Task input:
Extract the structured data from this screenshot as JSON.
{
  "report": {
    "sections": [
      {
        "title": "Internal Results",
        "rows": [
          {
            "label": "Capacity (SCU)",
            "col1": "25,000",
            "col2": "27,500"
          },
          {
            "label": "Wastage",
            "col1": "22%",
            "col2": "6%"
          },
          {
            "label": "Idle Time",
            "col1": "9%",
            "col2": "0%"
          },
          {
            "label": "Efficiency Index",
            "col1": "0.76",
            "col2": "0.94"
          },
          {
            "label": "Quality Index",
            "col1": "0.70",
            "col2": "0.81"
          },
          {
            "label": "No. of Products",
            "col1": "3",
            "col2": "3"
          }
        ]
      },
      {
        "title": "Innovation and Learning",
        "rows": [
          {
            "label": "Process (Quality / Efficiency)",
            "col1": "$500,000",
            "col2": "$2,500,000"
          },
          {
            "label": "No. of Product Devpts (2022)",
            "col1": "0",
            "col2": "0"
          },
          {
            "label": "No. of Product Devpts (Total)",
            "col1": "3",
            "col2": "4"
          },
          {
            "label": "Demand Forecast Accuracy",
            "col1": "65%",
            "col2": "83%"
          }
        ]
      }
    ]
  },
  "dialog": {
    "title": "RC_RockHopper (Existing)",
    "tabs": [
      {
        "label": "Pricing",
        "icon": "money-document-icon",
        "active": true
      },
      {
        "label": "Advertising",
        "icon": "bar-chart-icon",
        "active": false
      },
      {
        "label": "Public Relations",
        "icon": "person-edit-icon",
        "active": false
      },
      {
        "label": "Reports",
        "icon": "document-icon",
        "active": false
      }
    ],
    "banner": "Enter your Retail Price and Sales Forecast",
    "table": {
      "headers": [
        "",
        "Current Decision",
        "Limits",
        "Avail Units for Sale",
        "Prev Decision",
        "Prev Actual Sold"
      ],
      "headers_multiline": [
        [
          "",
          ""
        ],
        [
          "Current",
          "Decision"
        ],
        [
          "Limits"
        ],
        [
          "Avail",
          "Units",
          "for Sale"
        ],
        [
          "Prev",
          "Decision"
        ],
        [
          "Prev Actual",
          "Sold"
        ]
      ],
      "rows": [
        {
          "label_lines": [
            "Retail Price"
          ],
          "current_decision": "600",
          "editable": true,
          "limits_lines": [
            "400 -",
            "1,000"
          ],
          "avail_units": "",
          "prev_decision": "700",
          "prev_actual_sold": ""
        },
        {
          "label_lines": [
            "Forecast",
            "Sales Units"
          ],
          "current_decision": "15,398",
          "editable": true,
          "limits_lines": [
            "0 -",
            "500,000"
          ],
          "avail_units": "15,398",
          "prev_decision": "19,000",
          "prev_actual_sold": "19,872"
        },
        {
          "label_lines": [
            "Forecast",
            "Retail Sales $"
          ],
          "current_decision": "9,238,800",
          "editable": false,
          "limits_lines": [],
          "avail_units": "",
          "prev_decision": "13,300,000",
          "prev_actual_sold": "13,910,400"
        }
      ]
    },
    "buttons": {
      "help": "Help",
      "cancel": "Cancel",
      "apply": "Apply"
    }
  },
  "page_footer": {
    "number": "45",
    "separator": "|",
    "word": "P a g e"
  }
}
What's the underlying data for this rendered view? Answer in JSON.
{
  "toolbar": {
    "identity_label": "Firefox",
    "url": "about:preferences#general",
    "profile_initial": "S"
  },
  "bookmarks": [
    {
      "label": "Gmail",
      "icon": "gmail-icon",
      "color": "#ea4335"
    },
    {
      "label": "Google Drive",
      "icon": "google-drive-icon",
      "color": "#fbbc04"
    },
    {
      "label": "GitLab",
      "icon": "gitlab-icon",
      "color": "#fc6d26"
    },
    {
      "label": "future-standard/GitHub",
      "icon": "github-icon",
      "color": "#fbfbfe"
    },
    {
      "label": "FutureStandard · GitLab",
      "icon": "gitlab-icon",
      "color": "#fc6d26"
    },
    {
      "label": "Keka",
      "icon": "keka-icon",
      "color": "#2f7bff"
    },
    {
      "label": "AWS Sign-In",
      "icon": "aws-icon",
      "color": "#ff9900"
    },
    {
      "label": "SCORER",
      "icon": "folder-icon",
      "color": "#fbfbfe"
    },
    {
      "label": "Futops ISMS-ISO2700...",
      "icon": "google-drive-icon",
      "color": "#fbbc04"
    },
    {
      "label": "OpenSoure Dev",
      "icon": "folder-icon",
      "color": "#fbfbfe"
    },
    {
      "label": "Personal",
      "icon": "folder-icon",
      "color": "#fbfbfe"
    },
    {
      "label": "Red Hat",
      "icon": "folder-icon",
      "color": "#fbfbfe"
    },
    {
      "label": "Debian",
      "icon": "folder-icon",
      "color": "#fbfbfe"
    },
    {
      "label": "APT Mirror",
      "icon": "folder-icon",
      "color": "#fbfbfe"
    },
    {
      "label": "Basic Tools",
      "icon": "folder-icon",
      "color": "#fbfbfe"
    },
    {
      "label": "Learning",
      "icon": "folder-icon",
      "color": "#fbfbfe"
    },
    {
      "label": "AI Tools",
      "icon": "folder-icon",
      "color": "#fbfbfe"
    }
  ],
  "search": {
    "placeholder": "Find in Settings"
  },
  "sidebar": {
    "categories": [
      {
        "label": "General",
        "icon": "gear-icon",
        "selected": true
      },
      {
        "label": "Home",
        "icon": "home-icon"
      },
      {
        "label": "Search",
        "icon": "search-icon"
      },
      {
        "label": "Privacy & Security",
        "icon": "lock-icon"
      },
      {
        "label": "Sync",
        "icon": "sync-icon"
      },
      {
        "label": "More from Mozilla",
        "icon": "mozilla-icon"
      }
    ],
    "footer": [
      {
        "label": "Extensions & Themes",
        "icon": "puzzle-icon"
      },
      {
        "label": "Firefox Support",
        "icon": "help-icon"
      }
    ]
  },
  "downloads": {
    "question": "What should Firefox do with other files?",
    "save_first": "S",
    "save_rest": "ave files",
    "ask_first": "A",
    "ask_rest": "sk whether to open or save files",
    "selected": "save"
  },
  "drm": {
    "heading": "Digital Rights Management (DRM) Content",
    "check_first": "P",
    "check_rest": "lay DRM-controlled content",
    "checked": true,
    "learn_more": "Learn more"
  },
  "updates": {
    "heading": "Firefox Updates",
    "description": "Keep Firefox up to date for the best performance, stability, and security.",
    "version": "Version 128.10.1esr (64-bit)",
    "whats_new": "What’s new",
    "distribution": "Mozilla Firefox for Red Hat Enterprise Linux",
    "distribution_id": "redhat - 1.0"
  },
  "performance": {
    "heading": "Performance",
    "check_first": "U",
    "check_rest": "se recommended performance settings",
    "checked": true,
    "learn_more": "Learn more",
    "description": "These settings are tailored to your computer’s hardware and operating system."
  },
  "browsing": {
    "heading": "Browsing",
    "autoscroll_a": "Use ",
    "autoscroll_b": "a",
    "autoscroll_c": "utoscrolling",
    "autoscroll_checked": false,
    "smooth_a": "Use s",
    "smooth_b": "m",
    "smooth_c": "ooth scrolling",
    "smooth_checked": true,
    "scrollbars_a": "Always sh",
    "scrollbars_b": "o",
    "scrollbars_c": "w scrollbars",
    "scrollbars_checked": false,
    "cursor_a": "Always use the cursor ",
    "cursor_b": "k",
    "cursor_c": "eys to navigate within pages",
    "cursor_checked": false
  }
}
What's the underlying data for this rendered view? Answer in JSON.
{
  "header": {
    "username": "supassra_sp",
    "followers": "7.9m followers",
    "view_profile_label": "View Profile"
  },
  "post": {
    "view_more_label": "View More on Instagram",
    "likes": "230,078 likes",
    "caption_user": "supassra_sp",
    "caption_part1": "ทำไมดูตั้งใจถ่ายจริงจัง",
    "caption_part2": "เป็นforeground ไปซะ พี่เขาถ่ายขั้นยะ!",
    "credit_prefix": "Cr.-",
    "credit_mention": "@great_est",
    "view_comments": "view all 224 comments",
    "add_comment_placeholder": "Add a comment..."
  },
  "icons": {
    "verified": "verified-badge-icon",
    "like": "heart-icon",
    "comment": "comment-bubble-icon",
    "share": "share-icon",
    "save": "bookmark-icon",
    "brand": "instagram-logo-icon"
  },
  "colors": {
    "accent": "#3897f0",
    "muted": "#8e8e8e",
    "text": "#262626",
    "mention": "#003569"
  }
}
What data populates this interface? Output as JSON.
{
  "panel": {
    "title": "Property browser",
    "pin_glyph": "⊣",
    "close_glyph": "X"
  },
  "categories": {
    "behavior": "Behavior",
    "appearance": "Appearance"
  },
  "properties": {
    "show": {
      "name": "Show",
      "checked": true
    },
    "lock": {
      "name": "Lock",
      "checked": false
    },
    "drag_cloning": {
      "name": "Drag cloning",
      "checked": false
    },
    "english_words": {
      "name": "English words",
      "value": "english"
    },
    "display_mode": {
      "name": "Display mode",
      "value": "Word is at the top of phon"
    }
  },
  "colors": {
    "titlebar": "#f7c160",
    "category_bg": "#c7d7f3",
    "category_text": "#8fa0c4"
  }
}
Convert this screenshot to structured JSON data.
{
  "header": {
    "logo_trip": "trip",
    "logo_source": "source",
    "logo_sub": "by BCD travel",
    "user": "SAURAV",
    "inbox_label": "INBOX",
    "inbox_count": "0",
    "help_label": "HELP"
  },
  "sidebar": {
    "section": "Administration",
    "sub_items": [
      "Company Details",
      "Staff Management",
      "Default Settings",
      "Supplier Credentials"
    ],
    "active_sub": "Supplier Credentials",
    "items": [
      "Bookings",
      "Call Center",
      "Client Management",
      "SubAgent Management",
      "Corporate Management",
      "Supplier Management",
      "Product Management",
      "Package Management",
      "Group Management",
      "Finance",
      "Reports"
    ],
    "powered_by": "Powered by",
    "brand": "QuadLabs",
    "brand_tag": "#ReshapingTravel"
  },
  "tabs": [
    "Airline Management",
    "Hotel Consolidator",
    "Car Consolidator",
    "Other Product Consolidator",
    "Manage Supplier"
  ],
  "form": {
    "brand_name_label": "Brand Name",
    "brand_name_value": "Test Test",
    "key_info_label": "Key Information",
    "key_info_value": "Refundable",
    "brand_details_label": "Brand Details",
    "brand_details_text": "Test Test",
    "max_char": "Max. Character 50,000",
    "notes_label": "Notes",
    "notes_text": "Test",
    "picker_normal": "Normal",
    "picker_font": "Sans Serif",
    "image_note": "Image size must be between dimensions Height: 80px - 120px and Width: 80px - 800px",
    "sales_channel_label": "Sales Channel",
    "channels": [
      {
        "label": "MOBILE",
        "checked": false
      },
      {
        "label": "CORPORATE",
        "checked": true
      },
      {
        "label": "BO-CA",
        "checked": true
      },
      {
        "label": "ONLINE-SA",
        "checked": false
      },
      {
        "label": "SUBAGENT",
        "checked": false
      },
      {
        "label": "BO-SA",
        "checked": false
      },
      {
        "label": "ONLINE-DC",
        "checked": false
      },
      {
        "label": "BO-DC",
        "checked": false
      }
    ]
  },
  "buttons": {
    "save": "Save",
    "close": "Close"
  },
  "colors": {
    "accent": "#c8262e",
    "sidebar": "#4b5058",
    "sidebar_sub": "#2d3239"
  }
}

Task to complete: Report the number of lines in the listing where the string "your" appears, and nothing besides.

Expected output: 2